## What the task asks
Write only the number of lines holding the string "Standard".

Stored entries
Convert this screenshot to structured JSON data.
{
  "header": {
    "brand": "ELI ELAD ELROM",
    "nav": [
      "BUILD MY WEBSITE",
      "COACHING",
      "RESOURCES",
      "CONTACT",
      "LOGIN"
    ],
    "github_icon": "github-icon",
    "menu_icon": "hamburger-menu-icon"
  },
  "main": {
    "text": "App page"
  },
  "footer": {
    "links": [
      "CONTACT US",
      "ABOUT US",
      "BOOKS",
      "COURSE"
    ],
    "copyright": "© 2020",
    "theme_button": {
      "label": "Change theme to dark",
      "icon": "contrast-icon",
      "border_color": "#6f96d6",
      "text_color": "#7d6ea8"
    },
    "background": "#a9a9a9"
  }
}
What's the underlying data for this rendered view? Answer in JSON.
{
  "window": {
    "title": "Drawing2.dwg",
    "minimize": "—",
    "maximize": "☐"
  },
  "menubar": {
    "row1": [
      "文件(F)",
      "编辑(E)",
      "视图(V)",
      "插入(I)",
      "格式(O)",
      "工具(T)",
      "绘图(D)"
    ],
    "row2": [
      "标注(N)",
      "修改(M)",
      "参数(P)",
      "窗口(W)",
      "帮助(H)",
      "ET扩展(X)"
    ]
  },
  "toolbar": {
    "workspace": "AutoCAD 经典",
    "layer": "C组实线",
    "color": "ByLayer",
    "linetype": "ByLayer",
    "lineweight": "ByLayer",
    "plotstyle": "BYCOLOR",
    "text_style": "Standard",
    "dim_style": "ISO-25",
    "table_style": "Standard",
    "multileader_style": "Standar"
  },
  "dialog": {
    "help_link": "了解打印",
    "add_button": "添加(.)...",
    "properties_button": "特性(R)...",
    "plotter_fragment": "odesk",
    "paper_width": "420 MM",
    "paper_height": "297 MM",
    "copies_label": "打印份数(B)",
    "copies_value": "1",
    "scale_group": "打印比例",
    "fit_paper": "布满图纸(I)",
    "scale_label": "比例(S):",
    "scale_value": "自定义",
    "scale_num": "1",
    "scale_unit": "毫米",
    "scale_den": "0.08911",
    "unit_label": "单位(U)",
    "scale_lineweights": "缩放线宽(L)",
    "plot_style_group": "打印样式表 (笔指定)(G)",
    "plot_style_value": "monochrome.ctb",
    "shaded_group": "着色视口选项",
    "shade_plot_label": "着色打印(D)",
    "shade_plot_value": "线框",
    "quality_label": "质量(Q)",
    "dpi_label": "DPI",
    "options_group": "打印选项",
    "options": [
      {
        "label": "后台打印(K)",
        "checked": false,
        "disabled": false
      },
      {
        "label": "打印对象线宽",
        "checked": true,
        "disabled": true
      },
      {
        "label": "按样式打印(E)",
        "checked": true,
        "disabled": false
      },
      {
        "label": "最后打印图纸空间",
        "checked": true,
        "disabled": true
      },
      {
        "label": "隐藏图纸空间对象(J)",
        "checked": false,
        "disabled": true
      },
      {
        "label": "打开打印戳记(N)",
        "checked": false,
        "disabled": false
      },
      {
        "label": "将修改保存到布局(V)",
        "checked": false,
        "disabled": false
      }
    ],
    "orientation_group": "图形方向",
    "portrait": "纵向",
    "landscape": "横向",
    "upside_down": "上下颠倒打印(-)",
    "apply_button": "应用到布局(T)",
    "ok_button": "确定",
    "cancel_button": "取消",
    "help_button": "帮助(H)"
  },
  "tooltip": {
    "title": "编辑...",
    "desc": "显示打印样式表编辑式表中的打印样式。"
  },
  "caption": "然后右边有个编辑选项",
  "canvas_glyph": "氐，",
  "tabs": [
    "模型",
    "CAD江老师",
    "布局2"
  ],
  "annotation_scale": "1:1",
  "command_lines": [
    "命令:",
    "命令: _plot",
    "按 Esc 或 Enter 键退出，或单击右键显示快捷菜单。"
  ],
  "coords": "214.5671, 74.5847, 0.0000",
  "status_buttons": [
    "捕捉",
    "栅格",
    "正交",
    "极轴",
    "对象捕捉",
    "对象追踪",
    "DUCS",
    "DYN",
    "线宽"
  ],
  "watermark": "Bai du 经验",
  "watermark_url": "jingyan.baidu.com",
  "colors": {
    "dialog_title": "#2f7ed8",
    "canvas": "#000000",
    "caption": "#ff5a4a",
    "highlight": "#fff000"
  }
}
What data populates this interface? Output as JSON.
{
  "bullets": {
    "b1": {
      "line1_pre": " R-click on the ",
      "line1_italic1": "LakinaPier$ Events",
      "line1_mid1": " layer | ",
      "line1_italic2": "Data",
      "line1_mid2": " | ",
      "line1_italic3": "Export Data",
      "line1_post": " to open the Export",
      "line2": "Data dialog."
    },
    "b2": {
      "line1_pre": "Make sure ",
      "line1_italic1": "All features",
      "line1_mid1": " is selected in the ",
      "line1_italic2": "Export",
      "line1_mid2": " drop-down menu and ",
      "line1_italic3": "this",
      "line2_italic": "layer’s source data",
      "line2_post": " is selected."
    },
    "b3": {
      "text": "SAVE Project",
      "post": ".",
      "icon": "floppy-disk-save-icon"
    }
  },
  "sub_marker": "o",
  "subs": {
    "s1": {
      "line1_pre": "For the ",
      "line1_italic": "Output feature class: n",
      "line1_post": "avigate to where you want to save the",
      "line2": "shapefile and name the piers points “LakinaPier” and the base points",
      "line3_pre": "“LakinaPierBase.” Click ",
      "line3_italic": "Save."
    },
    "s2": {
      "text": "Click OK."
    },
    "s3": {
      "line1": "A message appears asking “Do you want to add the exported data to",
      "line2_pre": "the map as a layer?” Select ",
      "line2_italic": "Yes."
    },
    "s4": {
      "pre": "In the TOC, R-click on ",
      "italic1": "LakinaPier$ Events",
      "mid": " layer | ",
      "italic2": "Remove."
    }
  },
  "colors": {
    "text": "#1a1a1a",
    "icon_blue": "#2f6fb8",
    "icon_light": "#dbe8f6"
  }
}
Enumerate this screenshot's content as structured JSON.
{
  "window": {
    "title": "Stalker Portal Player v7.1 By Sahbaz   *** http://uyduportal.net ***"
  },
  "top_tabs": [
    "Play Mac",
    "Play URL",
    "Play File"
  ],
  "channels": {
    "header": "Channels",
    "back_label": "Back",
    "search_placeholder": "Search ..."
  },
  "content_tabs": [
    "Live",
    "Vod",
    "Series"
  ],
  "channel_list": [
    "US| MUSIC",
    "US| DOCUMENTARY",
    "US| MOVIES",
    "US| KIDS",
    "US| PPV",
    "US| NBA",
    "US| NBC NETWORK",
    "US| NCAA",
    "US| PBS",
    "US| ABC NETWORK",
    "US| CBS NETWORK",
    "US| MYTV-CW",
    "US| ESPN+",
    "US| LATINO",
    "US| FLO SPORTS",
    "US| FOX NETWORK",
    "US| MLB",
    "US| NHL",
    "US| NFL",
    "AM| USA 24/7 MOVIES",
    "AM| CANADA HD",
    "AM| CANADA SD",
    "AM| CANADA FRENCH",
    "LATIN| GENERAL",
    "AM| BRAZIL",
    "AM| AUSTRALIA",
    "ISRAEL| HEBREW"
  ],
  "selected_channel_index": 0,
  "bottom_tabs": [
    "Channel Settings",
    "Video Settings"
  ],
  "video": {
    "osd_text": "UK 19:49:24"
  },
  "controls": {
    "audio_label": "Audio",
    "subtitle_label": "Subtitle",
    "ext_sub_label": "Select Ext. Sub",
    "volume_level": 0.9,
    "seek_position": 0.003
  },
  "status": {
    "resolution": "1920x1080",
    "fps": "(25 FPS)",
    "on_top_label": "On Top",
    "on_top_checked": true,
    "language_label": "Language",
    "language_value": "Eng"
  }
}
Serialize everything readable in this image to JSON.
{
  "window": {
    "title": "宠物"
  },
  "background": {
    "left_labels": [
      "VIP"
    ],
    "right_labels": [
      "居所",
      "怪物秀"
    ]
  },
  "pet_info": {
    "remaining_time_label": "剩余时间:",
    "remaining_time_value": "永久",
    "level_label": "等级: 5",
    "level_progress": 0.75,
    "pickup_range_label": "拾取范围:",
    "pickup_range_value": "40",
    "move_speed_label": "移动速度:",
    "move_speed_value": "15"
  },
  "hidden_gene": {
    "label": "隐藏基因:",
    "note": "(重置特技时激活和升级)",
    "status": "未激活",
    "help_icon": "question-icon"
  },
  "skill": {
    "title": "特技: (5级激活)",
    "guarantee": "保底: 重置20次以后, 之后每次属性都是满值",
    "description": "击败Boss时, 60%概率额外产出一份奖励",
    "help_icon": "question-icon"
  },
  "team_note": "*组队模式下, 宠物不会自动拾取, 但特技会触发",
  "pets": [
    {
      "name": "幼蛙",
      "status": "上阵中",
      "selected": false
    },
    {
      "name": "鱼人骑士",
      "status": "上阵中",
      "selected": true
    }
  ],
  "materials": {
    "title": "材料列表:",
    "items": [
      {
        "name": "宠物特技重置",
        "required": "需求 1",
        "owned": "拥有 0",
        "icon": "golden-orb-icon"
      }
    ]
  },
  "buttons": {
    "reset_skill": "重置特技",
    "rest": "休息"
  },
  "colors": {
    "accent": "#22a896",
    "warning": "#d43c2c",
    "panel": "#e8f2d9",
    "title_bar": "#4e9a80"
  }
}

## Exercise answer
2